What is the likelihood of a universal biology database on the grand scale envisioned by the Biomatrix (Morowitz and Smith, 1987)? One year ago the answer was probably near zero - today it approaches 100%. What happened? We now have free access to many research papers over the Internet (highwire.com; pubmed.gov) – given a six months delay after publication. This means that all the data needed to build such a database are currently available, or will be shortly. In effect, the long-standing barrier to such a project no longer exists.

Emulating Nature

Nature creates emergent properties by combining elements - or parts - to form entirely new things with new properties. Sodium and chlorine combine to give salt and hydrogen and oxygen become water. This process, which occurs continuously with parts of all sizes, is nature’s method of discovery, innovation, and evolution. Not surprisingly, we too are largely a function of emergent properties and have become very good at producing them on our own. For example, we know how to take millions of parts, put them together, and fly from one place to another in the final product. Indeed, the richness of modern life can be attributed largely to emergent properties. This takes us to the point of the paragraph. If we – as biologists – elect to follow nature’s example, then what can we do to generate emergent properties within our research environment? The answer is wonderfully simple. Collect the parts – in our case research data – fit them together, and see what happens. Sound familiar? This is the Enterprise Biology Software Project. We started out with a collection of parts (Stereology Literature Database), tried fitting them together (equation libraries), and produced a data-driven tool for discovery and innovation (Universal Biology Database). Today we can do things we couldn’t do yesterday. What will tomorrow offer as the database grows and welcomes contributions from other disciplines? What new emergent properties will appear? In truth, we have absolutely no idea. Emergent properties are entirely unpredictable and serendipitous. When at their best, however, they become delightful surprises.

Study material:
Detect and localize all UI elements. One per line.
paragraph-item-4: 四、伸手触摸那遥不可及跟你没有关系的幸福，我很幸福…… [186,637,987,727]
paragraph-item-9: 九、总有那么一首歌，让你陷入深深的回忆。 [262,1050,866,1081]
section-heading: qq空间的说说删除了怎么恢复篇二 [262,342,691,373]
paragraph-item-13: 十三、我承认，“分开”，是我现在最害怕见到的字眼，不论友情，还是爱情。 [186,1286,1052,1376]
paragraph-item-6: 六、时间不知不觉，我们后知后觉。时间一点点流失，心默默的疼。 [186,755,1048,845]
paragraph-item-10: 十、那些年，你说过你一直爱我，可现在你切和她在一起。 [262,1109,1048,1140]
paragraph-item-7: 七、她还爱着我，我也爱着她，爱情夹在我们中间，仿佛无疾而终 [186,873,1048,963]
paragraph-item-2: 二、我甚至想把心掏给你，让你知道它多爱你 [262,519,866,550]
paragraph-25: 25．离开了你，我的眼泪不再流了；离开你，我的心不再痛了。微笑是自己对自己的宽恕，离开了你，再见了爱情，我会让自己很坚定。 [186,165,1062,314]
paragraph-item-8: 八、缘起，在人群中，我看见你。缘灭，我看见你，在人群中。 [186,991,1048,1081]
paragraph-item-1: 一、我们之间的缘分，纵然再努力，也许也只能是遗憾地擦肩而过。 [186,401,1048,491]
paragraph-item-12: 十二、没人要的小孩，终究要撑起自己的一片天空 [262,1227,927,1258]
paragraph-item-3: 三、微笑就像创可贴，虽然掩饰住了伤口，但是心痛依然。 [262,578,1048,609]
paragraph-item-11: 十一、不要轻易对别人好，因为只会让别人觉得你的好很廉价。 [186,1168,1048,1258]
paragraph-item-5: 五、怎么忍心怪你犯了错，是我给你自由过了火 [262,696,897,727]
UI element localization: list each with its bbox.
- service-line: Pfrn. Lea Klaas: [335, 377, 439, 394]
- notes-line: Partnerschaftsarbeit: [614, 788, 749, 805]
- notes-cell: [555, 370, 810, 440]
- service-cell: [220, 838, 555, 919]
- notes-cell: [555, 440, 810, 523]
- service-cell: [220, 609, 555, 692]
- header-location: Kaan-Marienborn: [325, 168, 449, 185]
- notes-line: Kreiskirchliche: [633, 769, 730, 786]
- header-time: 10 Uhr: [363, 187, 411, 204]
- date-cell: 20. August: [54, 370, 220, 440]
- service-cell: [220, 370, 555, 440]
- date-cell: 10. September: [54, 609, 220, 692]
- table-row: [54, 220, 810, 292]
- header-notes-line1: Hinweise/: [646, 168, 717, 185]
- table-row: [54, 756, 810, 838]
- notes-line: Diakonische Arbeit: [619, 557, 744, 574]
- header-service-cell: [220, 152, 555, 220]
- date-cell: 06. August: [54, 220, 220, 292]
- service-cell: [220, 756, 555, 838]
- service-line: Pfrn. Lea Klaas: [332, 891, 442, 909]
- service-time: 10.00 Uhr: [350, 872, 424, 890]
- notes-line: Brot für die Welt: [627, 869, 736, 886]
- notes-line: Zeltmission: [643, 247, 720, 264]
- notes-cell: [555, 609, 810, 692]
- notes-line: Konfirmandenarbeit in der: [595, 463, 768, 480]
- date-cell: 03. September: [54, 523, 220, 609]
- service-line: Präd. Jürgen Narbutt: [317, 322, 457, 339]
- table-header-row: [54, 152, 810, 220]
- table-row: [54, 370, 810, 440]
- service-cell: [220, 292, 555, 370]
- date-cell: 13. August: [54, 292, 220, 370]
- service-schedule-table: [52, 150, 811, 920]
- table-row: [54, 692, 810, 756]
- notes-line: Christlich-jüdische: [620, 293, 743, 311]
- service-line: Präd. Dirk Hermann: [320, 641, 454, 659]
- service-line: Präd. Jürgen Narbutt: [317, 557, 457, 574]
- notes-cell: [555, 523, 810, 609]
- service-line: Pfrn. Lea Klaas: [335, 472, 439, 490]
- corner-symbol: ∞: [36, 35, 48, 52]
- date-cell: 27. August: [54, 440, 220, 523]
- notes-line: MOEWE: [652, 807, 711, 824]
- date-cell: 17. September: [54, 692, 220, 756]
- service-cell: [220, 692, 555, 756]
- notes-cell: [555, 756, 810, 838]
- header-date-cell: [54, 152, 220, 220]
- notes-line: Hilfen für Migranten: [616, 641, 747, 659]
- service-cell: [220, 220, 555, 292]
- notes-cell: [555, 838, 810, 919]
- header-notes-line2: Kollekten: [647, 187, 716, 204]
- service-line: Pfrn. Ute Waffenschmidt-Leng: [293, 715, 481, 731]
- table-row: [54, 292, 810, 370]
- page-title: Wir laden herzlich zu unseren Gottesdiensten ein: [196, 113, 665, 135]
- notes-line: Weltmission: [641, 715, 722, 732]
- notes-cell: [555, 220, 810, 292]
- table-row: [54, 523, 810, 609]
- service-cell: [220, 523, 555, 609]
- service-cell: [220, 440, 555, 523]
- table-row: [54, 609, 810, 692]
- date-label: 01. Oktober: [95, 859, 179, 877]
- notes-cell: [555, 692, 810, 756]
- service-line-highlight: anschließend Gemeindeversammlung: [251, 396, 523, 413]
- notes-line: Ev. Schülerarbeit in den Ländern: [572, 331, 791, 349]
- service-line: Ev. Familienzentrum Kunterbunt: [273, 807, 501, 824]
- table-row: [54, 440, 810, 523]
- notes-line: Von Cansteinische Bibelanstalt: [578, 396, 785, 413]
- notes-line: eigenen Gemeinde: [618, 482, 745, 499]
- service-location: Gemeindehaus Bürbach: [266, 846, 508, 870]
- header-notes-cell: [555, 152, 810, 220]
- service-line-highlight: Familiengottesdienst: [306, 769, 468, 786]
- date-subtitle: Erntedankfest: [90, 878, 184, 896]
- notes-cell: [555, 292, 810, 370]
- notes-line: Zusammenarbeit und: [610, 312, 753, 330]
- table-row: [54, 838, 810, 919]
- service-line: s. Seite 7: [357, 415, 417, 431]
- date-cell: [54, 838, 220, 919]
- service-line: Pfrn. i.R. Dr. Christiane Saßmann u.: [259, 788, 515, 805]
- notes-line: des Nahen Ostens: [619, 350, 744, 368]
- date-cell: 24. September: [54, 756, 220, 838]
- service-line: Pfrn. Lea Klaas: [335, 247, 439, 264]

Work to complete:
- A) Write out the biology database passage above word for word, starting with "What is the" and going on through "no longer exists.".
- B) Pick up the biology database passage above where it stops and carry it on.

Answers to this exercise:
- A)
What is the likelihood of a universal biology database on the grand scale envisioned by the Biomatrix (Morowitz and Smith, 1987)? One year ago the answer was probably near zero - today it approaches 100%. What happened? We now have free access to many research papers over the Internet (highwire.com; pubmed.gov) – given a six months delay after publication. This means that all the data needed to build such a database are currently available, or will be shortly. In effect, the long-standing barrier to such a project no longer exists.

- B)
Concluding Comments

Complexity and simplicity stand at opposite ends of a continuum. Complexity in biology can be managed with great success by simplifying a given complexity to sets and subsets of equations. By identifying previously hidden layers of complexity, the repertoire equations are providing rare insights into the rules of organization and how they are being applied by nature to expand the diversity of phenotypic expression. Such information becomes critical when we seek to modify genes and gene expression. Gene therapy performed within the framework of reductionism may miss – perhaps entirely – an enormous spectrum of unintended consequences. If we can write a set of prediction equations for the hippocampus, then we can also write them for the organism. Performing gene therapy within the framework of connectionism therefore becomes not only possible, but would seem to offer a safer and more prudent approach. Like it or not, we are rapidly becoming a major driving force in the process of our own evolution. We need to protect ourselves.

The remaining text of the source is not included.